• **Problem requirements**
In the copy, include every entry exactly but none of the images.
******
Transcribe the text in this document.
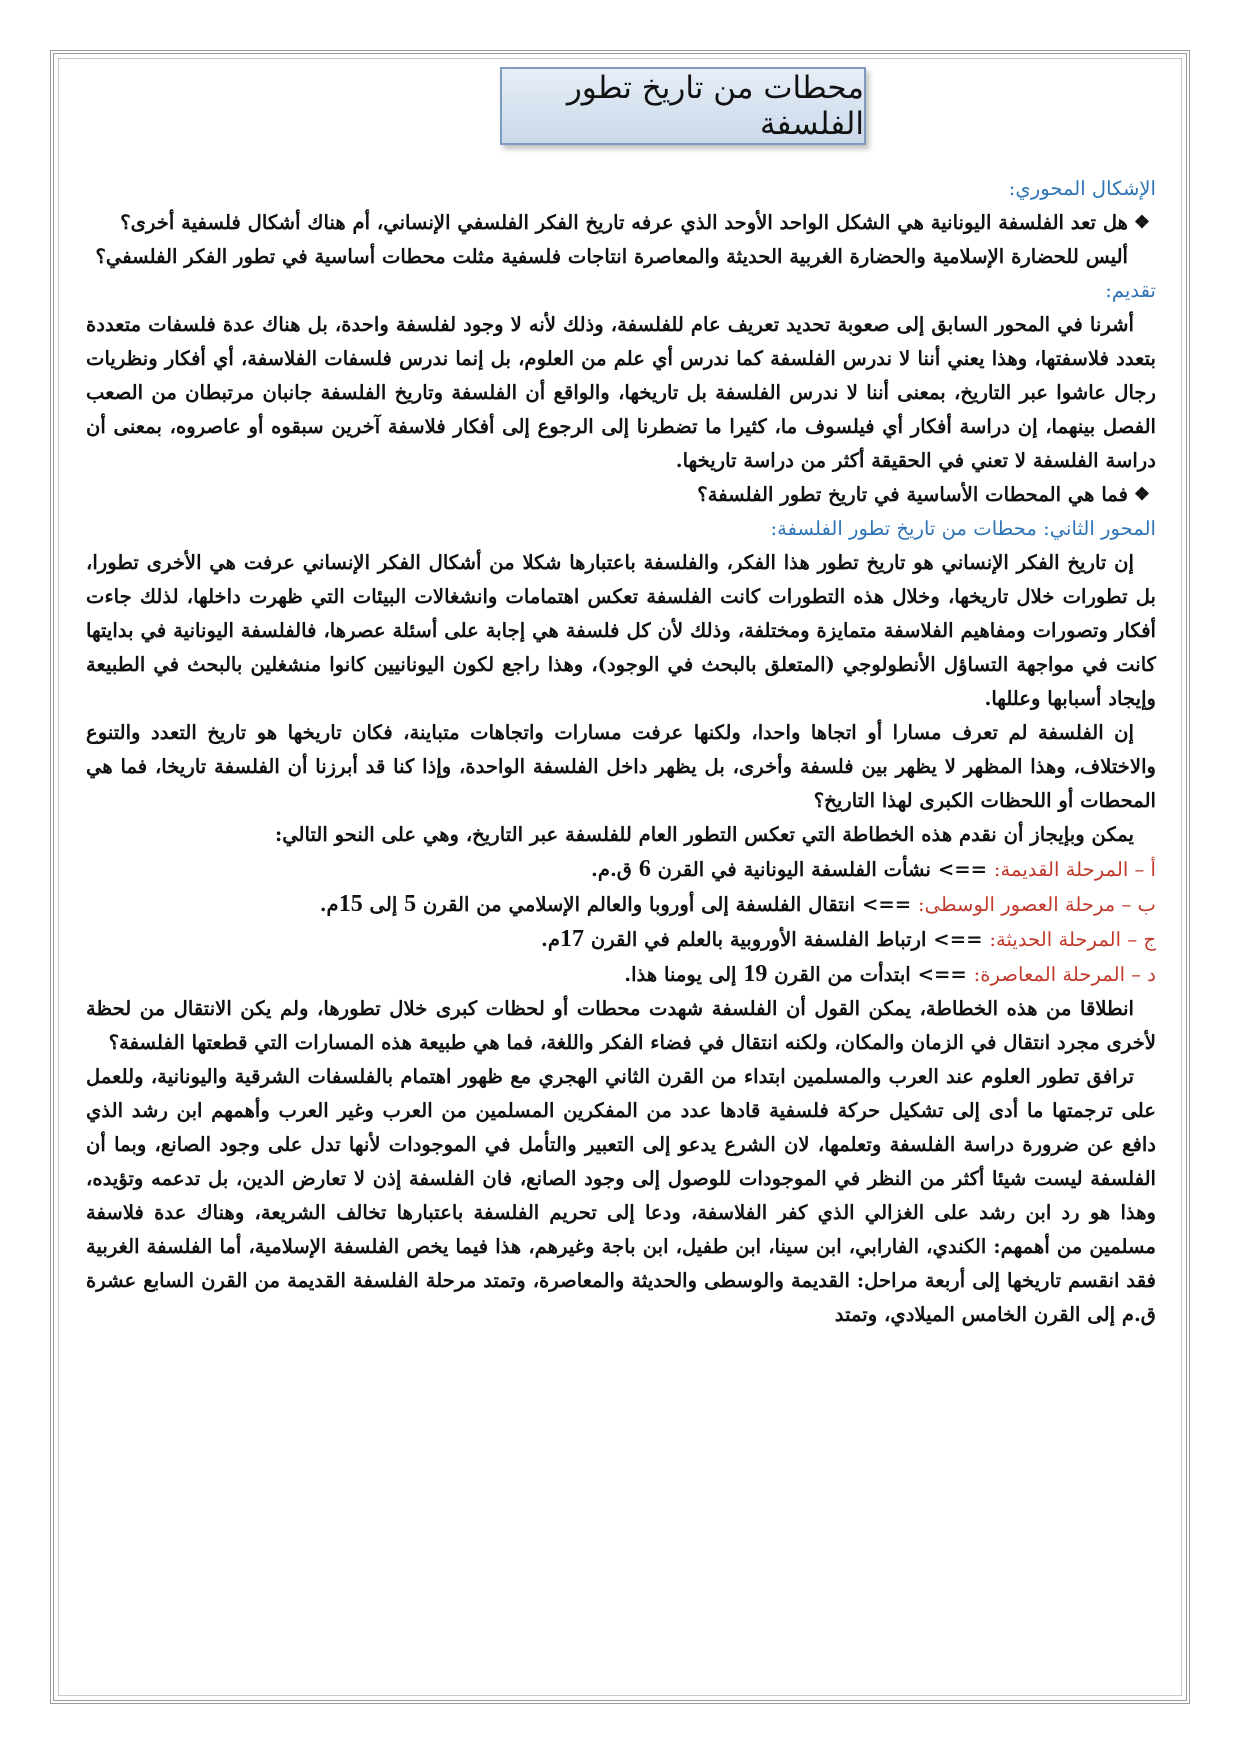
محطات من تاريخ تطور الفلسفة

الإشكال المحوري:

❖
هل تعد الفلسفة اليونانية هي الشكل الواحد الأوحد الذي عرفه تاريخ الفكر الفلسفي الإنساني، أم هناك أشكال فلسفية أخرى؟
أليس للحضارة الإسلامية والحضارة الغربية الحديثة والمعاصرة انتاجات فلسفية مثلت محطات أساسية في تطور الفكر الفلسفي؟

تقديم:

أشرنا في المحور السابق إلى صعوبة تحديد تعريف عام للفلسفة، وذلك لأنه لا وجود لفلسفة واحدة، بل هناك عدة فلسفات متعددة بتعدد فلاسفتها، وهذا يعني أننا لا ندرس الفلسفة كما ندرس أي علم من العلوم، بل إنما ندرس فلسفات الفلاسفة، أي أفكار ونظريات رجال عاشوا عبر التاريخ، بمعنى أننا لا ندرس الفلسفة بل تاريخها، والواقع أن الفلسفة وتاريخ الفلسفة جانبان مرتبطان من الصعب الفصل بينهما، إن دراسة أفكار أي فيلسوف ما، كثيرا ما تضطرنا إلى الرجوع إلى أفكار فلاسفة آخرين سبقوه أو عاصروه، بمعنى أن دراسة الفلسفة لا تعني في الحقيقة أكثر من دراسة تاريخها.

❖
فما هي المحطات الأساسية في تاريخ تطور الفلسفة؟

المحور الثاني: محطات من تاريخ تطور الفلسفة:

إن تاريخ الفكر الإنساني هو تاريخ تطور هذا الفكر، والفلسفة باعتبارها شكلا من أشكال الفكر الإنساني عرفت هي الأخرى تطورا، بل تطورات خلال تاريخها، وخلال هذه التطورات كانت الفلسفة تعكس اهتمامات وانشغالات البيئات التي ظهرت داخلها، لذلك جاءت أفكار وتصورات ومفاهيم الفلاسفة متمايزة ومختلفة، وذلك لأن كل فلسفة هي إجابة على أسئلة عصرها، فالفلسفة اليونانية في بدايتها كانت في مواجهة التساؤل الأنطولوجي (المتعلق بالبحث في الوجود)، وهذا راجع لكون اليونانيين كانوا منشغلين بالبحث في الطبيعة وإيجاد أسبابها وعللها.

إن الفلسفة لم تعرف مسارا أو اتجاها واحدا، ولكنها عرفت مسارات واتجاهات متباينة، فكان تاريخها هو تاريخ التعدد والتنوع والاختلاف، وهذا المظهر لا يظهر بين فلسفة وأخرى، بل يظهر داخل الفلسفة الواحدة، وإذا كنا قد أبرزنا أن الفلسفة تاريخا، فما هي المحطات أو اللحظات الكبرى لهذا التاريخ؟

يمكن وبإيجاز أن نقدم هذه الخطاطة التي تعكس التطور العام للفلسفة عبر التاريخ، وهي على النحو التالي:

أ – المرحلة القديمة: ==> نشأت الفلسفة اليونانية في القرن 6 ق.م.

ب – مرحلة العصور الوسطى: ==> انتقال الفلسفة إلى أوروبا والعالم الإسلامي من القرن 5 إلى 15م.

ج – المرحلة الحديثة: ==> ارتباط الفلسفة الأوروبية بالعلم في القرن 17م.

د – المرحلة المعاصرة: ==> ابتدأت من القرن 19 إلى يومنا هذا.

انطلاقا من هذه الخطاطة، يمكن القول أن الفلسفة شهدت محطات أو لحظات كبرى خلال تطورها، ولم يكن الانتقال من لحظة لأخرى مجرد انتقال في الزمان والمكان، ولكنه انتقال في فضاء الفكر واللغة، فما هي طبيعة هذه المسارات التي قطعتها الفلسفة؟

ترافق تطور العلوم عند العرب والمسلمين ابتداء من القرن الثاني الهجري مع ظهور اهتمام بالفلسفات الشرقية واليونانية، وللعمل على ترجمتها ما أدى إلى تشكيل حركة فلسفية قادها عدد من المفكرين المسلمين من العرب وغير العرب وأهمهم ابن رشد الذي دافع عن ضرورة دراسة الفلسفة وتعلمها، لان الشرع يدعو إلى التعبير والتأمل في الموجودات لأنها تدل على وجود الصانع، وبما أن الفلسفة ليست شيئا أكثر من النظر في الموجودات للوصول إلى وجود الصانع، فان الفلسفة إذن لا تعارض الدين، بل تدعمه وتؤيده، وهذا هو رد ابن رشد على الغزالي الذي كفر الفلاسفة، ودعا إلى تحريم الفلسفة باعتبارها تخالف الشريعة، وهناك عدة فلاسفة مسلمين من أهمهم: الكندي، الفارابي، ابن سينا، ابن طفيل، ابن باجة وغيرهم، هذا فيما يخص الفلسفة الإسلامية، أما الفلسفة الغربية فقد انقسم تاريخها إلى أربعة مراحل: القديمة والوسطى والحديثة والمعاصرة، وتمتد مرحلة الفلسفة القديمة من القرن السابع عشرة ق.م إلى القرن الخامس الميلادي، وتمتد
******
• **Output for this exercise**
Transcribe the text in this document.
محطات من تاريخ تطور الفلسفة

الإشكال المحوري:

❖
هل تعد الفلسفة اليونانية هي الشكل الواحد الأوحد الذي عرفه تاريخ الفكر الفلسفي الإنساني، أم هناك أشكال فلسفية أخرى؟
أليس للحضارة الإسلامية والحضارة الغربية الحديثة والمعاصرة انتاجات فلسفية مثلت محطات أساسية في تطور الفكر الفلسفي؟

تقديم:

أشرنا في المحور السابق إلى صعوبة تحديد تعريف عام للفلسفة، وذلك لأنه لا وجود لفلسفة واحدة، بل هناك عدة فلسفات متعددة بتعدد فلاسفتها، وهذا يعني أننا لا ندرس الفلسفة كما ندرس أي علم من العلوم، بل إنما ندرس فلسفات الفلاسفة، أي أفكار ونظريات رجال عاشوا عبر التاريخ، بمعنى أننا لا ندرس الفلسفة بل تاريخها، والواقع أن الفلسفة وتاريخ الفلسفة جانبان مرتبطان من الصعب الفصل بينهما، إن دراسة أفكار أي فيلسوف ما، كثيرا ما تضطرنا إلى الرجوع إلى أفكار فلاسفة آخرين سبقوه أو عاصروه، بمعنى أن دراسة الفلسفة لا تعني في الحقيقة أكثر من دراسة تاريخها.

❖
فما هي المحطات الأساسية في تاريخ تطور الفلسفة؟

المحور الثاني: محطات من تاريخ تطور الفلسفة:

إن تاريخ الفكر الإنساني هو تاريخ تطور هذا الفكر، والفلسفة باعتبارها شكلا من أشكال الفكر الإنساني عرفت هي الأخرى تطورا، بل تطورات خلال تاريخها، وخلال هذه التطورات كانت الفلسفة تعكس اهتمامات وانشغالات البيئات التي ظهرت داخلها، لذلك جاءت أفكار وتصورات ومفاهيم الفلاسفة متمايزة ومختلفة، وذلك لأن كل فلسفة هي إجابة على أسئلة عصرها، فالفلسفة اليونانية في بدايتها كانت في مواجهة التساؤل الأنطولوجي (المتعلق بالبحث في الوجود)، وهذا راجع لكون اليونانيين كانوا منشغلين بالبحث في الطبيعة وإيجاد أسبابها وعللها.

إن الفلسفة لم تعرف مسارا أو اتجاها واحدا، ولكنها عرفت مسارات واتجاهات متباينة، فكان تاريخها هو تاريخ التعدد والتنوع والاختلاف، وهذا المظهر لا يظهر بين فلسفة وأخرى، بل يظهر داخل الفلسفة الواحدة، وإذا كنا قد أبرزنا أن الفلسفة تاريخا، فما هي المحطات أو اللحظات الكبرى لهذا التاريخ؟

يمكن وبإيجاز أن نقدم هذه الخطاطة التي تعكس التطور العام للفلسفة عبر التاريخ، وهي على النحو التالي:

أ – المرحلة القديمة: ==> نشأت الفلسفة اليونانية في القرن 6 ق.م.

ب – مرحلة العصور الوسطى: ==> انتقال الفلسفة إلى أوروبا والعالم الإسلامي من القرن 5 إلى 15م.

ج – المرحلة الحديثة: ==> ارتباط الفلسفة الأوروبية بالعلم في القرن 17م.

د – المرحلة المعاصرة: ==> ابتدأت من القرن 19 إلى يومنا هذا.

انطلاقا من هذه الخطاطة، يمكن القول أن الفلسفة شهدت محطات أو لحظات كبرى خلال تطورها، ولم يكن الانتقال من لحظة لأخرى مجرد انتقال في الزمان والمكان، ولكنه انتقال في فضاء الفكر واللغة، فما هي طبيعة هذه المسارات التي قطعتها الفلسفة؟

ترافق تطور العلوم عند العرب والمسلمين ابتداء من القرن الثاني الهجري مع ظهور اهتمام بالفلسفات الشرقية واليونانية، وللعمل على ترجمتها ما أدى إلى تشكيل حركة فلسفية قادها عدد من المفكرين المسلمين من العرب وغير العرب وأهمهم ابن رشد الذي دافع عن ضرورة دراسة الفلسفة وتعلمها، لان الشرع يدعو إلى التعبير والتأمل في الموجودات لأنها تدل على وجود الصانع، وبما أن الفلسفة ليست شيئا أكثر من النظر في الموجودات للوصول إلى وجود الصانع، فان الفلسفة إذن لا تعارض الدين، بل تدعمه وتؤيده، وهذا هو رد ابن رشد على الغزالي الذي كفر الفلاسفة، ودعا إلى تحريم الفلسفة باعتبارها تخالف الشريعة، وهناك عدة فلاسفة مسلمين من أهمهم: الكندي، الفارابي، ابن سينا، ابن طفيل، ابن باجة وغيرهم، هذا فيما يخص الفلسفة الإسلامية، أما الفلسفة الغربية فقد انقسم تاريخها إلى أربعة مراحل: القديمة والوسطى والحديثة والمعاصرة، وتمتد مرحلة الفلسفة القديمة من القرن السابع عشرة ق.م إلى القرن الخامس الميلادي، وتمتد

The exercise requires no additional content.